— start of LISTED ENTRIES —
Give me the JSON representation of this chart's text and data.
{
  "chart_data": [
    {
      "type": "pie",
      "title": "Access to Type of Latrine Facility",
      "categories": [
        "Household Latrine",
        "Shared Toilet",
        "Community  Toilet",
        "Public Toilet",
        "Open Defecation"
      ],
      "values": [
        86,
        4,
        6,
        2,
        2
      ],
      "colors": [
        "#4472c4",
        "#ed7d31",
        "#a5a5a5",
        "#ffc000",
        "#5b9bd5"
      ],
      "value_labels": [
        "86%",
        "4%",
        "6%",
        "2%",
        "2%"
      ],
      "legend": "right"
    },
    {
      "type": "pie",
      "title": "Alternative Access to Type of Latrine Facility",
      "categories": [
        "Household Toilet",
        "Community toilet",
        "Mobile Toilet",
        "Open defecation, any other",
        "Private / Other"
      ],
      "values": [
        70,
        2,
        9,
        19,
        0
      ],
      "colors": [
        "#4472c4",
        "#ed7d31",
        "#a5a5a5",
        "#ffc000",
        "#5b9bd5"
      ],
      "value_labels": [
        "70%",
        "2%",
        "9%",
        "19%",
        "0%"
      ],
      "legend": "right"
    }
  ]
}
— end of LISTED ENTRIES —
● TASK GOAL
Search the data for "Open". Copy every line that has it.

● WORKED ANSWER
        "Open Defecation"
        "Open defecation, any other",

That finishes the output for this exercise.